REQUEST:
Copy out each line of the data holding "потребления".

..............................

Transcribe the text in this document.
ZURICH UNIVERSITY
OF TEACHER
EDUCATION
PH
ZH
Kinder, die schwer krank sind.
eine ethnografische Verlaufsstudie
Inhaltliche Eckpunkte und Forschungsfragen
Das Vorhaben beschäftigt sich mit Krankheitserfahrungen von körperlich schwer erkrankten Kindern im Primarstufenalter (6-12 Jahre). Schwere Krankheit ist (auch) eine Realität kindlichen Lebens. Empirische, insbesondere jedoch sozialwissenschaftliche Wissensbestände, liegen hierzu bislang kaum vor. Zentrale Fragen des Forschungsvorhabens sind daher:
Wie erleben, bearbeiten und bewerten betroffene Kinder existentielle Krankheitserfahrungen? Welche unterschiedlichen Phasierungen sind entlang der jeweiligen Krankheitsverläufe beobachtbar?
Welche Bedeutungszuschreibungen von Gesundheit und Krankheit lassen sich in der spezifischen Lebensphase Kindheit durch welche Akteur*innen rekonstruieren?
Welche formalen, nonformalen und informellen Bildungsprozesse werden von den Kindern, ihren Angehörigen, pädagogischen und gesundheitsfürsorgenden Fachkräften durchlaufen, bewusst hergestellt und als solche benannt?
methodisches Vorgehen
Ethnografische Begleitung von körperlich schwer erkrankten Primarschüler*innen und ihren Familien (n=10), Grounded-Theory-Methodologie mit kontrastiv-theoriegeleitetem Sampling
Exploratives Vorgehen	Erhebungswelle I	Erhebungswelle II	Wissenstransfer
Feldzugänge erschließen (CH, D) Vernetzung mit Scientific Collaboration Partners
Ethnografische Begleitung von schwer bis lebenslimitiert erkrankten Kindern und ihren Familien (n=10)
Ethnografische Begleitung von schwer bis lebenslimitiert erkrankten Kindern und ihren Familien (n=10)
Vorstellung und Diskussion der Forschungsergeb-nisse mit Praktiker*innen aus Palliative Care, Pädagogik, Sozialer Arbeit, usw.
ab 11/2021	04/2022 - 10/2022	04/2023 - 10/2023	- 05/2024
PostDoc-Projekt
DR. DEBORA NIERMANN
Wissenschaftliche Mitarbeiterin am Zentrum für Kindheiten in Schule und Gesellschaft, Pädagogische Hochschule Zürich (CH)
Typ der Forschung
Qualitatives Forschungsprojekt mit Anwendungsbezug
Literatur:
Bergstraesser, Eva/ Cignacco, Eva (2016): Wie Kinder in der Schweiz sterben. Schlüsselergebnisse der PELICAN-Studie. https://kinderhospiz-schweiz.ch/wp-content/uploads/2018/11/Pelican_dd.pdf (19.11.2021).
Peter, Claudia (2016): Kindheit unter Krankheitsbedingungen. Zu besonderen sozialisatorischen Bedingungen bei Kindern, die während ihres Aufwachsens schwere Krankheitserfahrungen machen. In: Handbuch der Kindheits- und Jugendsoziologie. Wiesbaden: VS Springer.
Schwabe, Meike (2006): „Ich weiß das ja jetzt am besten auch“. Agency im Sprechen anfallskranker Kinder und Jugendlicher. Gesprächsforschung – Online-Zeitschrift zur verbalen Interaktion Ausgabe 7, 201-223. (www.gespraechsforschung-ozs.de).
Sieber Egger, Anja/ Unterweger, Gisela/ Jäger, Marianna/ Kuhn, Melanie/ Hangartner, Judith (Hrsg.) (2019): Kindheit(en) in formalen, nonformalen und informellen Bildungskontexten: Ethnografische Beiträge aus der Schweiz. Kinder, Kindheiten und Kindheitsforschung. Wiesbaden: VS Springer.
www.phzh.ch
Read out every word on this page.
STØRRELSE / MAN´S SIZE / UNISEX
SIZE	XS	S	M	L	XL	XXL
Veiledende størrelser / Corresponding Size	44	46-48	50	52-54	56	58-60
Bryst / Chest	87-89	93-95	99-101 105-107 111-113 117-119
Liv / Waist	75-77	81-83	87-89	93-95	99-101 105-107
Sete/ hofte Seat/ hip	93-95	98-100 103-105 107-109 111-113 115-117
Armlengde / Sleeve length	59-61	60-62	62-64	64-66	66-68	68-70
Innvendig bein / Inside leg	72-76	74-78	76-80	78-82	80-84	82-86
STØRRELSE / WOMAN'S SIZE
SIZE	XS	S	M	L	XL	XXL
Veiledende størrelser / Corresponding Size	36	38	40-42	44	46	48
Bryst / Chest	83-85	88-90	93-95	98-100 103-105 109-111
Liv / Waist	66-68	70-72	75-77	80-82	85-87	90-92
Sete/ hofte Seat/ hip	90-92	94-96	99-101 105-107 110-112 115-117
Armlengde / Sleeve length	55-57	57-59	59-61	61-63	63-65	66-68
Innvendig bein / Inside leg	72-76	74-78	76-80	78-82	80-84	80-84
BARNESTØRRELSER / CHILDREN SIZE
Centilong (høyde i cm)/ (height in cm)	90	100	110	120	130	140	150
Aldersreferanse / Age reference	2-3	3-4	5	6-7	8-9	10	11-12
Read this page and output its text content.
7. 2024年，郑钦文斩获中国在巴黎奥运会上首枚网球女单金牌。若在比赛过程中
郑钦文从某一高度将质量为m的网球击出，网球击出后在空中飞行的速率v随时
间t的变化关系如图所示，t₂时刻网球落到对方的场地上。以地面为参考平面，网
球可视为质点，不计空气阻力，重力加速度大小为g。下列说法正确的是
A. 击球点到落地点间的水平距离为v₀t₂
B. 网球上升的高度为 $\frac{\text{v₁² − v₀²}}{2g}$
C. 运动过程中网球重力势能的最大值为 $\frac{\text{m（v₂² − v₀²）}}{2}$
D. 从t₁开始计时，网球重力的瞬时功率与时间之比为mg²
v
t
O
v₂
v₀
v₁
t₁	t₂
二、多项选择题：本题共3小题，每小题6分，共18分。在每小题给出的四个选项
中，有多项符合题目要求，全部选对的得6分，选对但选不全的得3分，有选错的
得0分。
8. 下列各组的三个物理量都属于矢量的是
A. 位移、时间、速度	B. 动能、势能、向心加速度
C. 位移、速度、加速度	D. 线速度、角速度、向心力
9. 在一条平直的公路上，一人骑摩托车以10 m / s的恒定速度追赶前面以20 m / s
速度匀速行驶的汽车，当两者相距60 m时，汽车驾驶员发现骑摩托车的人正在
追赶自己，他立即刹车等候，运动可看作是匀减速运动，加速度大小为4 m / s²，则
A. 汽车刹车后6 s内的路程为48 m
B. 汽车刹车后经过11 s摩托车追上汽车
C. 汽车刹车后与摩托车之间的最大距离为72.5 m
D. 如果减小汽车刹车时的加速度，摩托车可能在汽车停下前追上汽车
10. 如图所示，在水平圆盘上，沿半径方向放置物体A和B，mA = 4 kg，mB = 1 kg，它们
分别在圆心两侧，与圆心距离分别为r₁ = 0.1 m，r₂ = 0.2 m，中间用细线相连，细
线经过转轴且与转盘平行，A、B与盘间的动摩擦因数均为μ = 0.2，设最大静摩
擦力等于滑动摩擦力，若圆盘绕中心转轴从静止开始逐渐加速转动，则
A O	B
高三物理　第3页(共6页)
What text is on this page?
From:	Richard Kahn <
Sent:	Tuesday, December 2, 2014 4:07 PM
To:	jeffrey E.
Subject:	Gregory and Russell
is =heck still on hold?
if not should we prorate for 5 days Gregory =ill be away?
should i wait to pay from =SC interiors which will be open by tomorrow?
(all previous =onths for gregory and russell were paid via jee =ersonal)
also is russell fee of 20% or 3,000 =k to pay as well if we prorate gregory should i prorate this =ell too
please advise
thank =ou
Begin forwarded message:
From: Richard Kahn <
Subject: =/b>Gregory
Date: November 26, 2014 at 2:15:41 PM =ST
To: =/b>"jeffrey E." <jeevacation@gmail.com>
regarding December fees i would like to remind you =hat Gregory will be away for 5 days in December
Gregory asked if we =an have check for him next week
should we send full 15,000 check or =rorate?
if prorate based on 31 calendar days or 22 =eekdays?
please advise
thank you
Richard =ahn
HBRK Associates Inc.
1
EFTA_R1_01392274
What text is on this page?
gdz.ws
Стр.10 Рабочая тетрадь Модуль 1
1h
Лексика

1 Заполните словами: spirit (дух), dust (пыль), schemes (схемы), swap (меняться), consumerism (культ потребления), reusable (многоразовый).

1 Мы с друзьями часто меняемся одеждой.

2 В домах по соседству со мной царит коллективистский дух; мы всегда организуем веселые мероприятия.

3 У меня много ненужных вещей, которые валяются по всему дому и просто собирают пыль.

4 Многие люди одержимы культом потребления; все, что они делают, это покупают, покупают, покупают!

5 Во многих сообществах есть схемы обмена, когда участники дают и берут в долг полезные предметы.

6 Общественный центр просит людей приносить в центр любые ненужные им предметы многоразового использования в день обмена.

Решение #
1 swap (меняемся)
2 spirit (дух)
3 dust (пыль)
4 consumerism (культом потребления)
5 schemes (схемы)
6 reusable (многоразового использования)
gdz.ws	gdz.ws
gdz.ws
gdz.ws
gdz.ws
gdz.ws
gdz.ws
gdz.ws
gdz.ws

..............................

EXPECTED ANSWER:
1 Заполните словами: spirit (дух), dust (пыль), schemes (схемы), swap (меняться), consumerism (культ потребления), reusable (многоразовый).
4 Многие люди одержимы культом потребления; все, что они делают, это покупают, покупают, покупают!
4 consumerism (культом потребления)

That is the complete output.